Search the records that follow and extract every line containing the string "Želči".
* START *
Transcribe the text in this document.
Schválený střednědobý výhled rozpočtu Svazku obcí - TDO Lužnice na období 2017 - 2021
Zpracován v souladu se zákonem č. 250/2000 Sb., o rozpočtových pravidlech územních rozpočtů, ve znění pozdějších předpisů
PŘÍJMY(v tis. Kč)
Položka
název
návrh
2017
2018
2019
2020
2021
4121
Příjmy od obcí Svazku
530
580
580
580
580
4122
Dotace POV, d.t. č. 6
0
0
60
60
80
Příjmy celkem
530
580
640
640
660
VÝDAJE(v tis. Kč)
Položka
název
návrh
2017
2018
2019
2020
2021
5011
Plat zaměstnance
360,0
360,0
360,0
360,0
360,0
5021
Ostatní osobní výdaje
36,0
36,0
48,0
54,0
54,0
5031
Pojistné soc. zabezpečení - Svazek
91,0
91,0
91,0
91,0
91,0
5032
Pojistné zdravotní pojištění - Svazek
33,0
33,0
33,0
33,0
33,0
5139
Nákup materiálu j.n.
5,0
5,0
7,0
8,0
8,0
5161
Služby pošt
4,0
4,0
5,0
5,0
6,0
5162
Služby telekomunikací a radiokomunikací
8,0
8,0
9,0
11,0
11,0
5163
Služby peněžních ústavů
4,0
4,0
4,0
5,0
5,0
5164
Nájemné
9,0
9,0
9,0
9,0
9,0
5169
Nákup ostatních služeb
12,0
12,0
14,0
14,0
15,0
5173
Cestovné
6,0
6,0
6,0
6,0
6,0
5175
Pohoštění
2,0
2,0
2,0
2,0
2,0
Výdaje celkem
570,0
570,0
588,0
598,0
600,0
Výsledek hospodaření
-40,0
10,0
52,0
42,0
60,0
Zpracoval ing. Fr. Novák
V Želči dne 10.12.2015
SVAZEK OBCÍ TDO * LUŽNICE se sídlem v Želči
* END *
**ANSWER TO THIS EXERCISE**
V Želči dne 10.12.2015
SVAZEK OBCÍ TDO * LUŽNICE se sídlem v Želči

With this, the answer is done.